• [TASK STATEMENT] Identify and reproduce every line holding the string "advertisement".
··· MATERIAL FOR THIS TASK
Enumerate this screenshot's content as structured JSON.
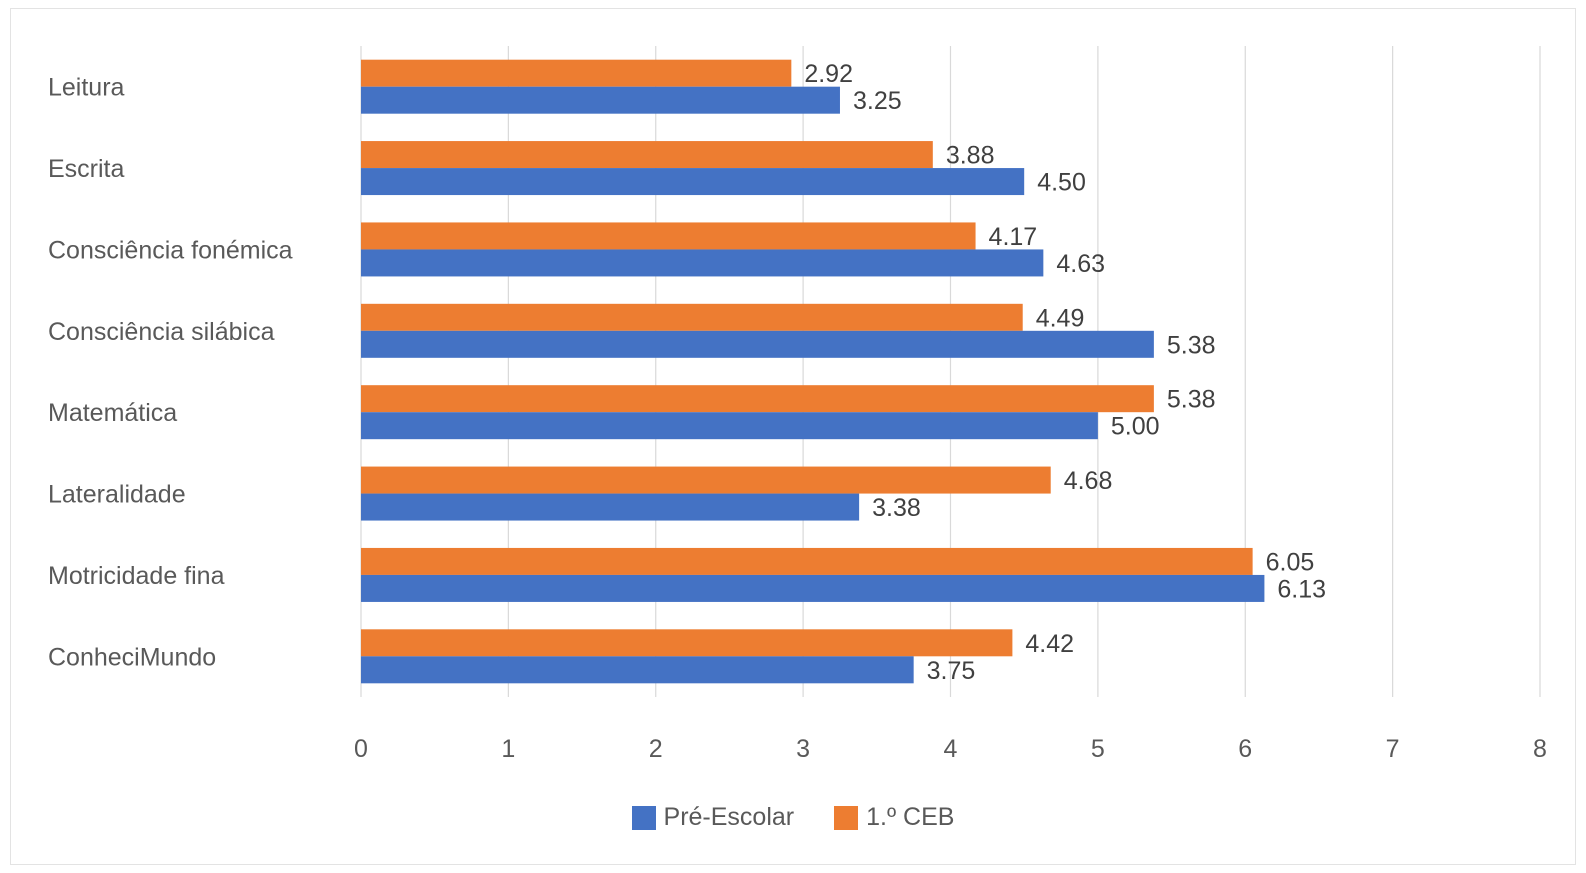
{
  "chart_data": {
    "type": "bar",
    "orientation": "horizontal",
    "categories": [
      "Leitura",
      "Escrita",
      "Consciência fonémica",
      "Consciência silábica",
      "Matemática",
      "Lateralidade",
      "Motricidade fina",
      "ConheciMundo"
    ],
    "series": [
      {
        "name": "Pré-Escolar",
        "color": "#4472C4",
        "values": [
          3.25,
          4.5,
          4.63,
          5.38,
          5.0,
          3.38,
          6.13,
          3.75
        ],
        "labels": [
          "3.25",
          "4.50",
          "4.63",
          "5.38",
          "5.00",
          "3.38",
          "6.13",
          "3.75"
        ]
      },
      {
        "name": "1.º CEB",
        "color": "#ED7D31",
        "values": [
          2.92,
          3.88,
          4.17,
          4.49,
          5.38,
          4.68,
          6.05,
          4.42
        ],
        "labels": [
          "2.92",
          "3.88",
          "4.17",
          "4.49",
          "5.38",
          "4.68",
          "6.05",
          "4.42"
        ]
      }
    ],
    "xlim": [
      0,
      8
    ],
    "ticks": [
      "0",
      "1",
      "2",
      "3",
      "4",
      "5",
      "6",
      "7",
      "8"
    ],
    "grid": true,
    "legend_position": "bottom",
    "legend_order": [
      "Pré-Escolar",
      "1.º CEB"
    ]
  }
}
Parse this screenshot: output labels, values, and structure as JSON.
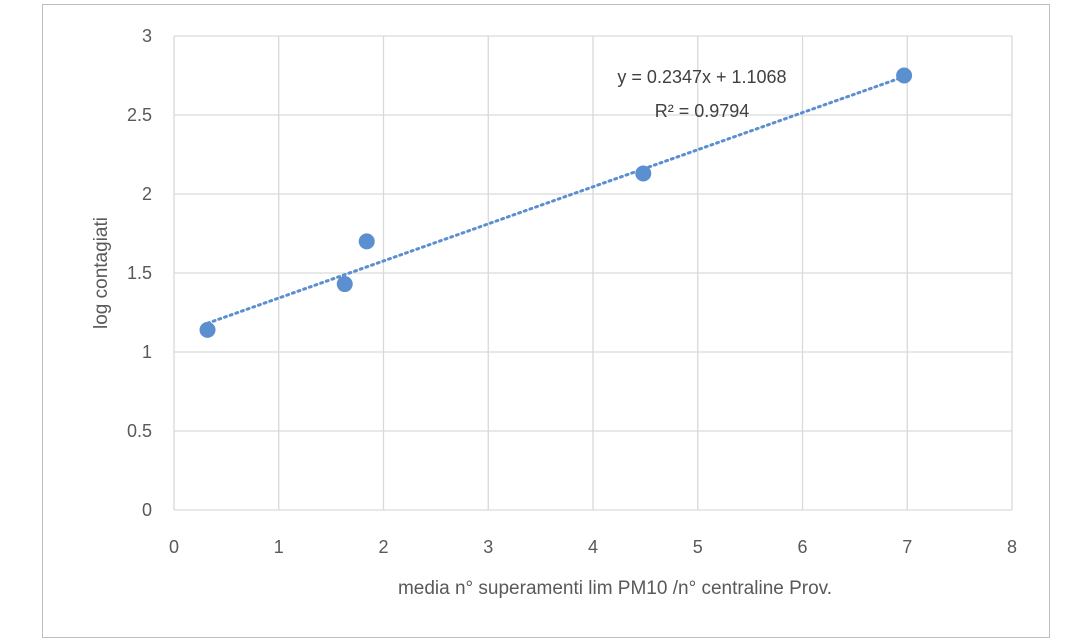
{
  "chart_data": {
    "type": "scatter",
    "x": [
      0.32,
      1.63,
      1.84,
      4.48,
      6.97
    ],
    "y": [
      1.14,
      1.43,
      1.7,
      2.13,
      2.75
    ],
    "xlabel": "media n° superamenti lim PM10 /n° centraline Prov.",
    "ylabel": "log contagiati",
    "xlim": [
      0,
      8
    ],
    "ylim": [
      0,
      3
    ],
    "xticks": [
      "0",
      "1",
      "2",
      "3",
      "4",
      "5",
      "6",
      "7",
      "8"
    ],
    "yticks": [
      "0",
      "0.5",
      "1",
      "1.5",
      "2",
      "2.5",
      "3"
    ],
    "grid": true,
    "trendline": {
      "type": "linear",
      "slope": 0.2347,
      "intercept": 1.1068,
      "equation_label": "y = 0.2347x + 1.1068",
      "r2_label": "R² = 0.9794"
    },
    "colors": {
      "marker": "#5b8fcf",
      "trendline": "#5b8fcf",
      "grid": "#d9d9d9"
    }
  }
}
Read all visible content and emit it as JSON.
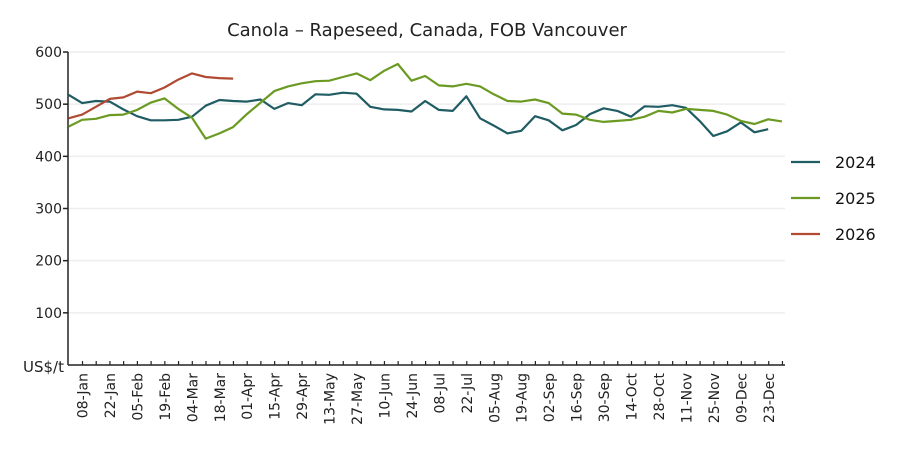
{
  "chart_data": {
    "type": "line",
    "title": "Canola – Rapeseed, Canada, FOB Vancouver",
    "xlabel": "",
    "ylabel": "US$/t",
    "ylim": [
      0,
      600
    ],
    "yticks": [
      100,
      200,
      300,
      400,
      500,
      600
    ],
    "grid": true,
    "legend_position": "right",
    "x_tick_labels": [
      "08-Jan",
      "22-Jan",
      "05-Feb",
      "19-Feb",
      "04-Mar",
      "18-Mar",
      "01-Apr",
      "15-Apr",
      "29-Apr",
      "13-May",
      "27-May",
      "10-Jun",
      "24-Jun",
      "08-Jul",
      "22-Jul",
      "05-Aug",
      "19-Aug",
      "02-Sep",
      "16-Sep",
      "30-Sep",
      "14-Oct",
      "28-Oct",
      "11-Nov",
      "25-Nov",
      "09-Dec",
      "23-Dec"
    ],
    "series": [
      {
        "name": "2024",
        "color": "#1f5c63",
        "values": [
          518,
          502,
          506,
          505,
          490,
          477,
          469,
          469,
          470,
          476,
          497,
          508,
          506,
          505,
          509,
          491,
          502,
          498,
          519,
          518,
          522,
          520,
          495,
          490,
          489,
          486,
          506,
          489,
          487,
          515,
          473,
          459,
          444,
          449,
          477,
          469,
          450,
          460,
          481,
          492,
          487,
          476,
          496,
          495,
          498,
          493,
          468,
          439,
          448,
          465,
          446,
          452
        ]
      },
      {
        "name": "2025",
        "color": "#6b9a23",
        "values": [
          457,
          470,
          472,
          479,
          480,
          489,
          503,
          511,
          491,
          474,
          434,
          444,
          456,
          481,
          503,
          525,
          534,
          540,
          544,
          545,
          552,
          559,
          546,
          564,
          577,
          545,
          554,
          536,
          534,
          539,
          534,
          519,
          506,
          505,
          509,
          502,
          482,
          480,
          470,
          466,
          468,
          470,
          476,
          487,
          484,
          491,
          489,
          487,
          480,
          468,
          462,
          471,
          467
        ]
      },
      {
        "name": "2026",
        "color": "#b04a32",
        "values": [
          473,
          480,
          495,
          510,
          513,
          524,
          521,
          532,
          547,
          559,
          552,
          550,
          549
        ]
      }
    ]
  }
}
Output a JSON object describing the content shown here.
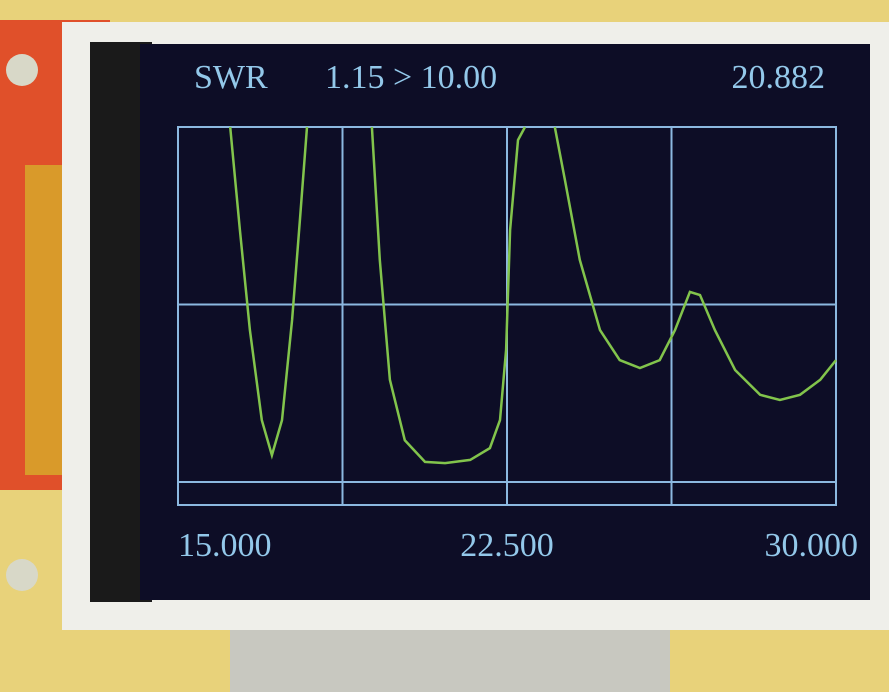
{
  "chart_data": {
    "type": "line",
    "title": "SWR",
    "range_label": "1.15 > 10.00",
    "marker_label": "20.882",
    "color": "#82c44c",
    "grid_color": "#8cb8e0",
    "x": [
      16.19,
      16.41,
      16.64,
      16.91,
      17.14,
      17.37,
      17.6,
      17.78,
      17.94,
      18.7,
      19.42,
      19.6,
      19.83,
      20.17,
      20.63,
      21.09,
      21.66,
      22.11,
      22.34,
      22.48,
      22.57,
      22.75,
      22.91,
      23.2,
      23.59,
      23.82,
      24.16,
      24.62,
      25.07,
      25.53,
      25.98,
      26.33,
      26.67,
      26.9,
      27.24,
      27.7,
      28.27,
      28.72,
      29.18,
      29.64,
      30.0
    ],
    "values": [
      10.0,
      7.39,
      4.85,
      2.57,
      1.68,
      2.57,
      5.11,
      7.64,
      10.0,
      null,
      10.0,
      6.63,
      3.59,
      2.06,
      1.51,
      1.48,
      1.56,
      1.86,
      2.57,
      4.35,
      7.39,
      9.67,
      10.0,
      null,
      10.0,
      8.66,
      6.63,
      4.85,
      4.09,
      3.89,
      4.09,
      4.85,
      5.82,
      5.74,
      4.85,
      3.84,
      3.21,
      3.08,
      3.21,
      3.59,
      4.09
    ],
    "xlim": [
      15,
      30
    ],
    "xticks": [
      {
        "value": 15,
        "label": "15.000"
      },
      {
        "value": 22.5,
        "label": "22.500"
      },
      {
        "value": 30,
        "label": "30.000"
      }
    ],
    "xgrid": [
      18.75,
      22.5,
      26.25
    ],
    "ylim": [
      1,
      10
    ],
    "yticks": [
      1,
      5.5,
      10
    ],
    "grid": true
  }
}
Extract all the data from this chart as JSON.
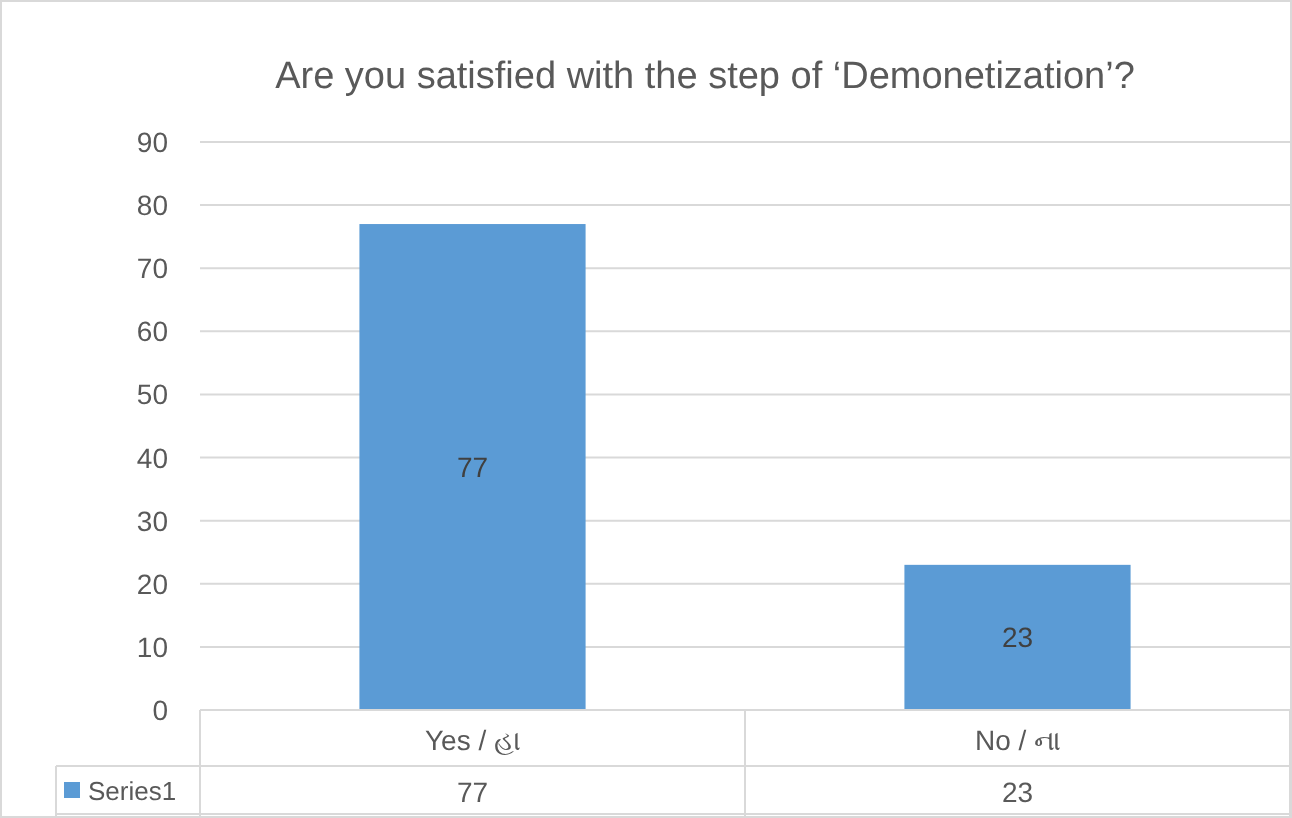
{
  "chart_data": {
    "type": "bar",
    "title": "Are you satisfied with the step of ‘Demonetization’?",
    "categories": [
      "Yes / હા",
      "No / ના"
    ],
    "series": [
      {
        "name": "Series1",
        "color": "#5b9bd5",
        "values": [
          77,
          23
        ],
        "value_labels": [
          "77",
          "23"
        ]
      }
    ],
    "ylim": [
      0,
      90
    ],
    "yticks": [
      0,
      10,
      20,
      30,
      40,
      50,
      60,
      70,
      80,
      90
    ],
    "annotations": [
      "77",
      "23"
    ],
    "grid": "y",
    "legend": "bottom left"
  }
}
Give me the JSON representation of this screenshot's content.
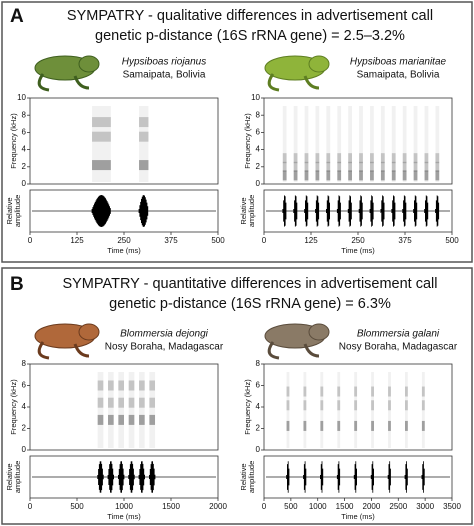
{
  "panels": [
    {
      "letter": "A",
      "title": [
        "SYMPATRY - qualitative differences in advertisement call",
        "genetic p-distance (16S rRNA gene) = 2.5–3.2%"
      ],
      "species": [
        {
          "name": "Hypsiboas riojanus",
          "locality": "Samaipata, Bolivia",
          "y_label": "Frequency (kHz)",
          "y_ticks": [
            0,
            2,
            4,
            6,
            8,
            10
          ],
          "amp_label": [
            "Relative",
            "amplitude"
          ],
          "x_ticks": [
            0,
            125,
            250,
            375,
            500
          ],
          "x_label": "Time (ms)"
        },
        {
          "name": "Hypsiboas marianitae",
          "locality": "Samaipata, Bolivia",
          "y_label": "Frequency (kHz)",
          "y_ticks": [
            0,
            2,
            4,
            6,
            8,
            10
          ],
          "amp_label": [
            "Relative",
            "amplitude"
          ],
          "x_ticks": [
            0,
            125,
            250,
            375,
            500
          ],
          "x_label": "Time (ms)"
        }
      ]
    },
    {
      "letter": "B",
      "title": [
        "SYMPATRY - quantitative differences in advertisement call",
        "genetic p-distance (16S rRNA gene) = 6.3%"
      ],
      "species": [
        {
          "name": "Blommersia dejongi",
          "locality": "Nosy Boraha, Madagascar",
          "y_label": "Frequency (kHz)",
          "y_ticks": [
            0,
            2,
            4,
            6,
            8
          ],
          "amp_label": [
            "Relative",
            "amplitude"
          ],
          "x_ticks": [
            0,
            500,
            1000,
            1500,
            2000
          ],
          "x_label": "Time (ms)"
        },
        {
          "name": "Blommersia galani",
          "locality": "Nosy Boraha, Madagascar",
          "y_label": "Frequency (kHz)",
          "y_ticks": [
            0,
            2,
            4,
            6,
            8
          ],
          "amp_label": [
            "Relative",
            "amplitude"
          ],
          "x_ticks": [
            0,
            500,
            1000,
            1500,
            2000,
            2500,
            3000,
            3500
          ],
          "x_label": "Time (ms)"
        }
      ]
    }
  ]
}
······
• [TASK OUTPUT]
        "SYMPATRY - qualitative differences in advertisement call",
        "SYMPATRY - quantitative differences in advertisement call",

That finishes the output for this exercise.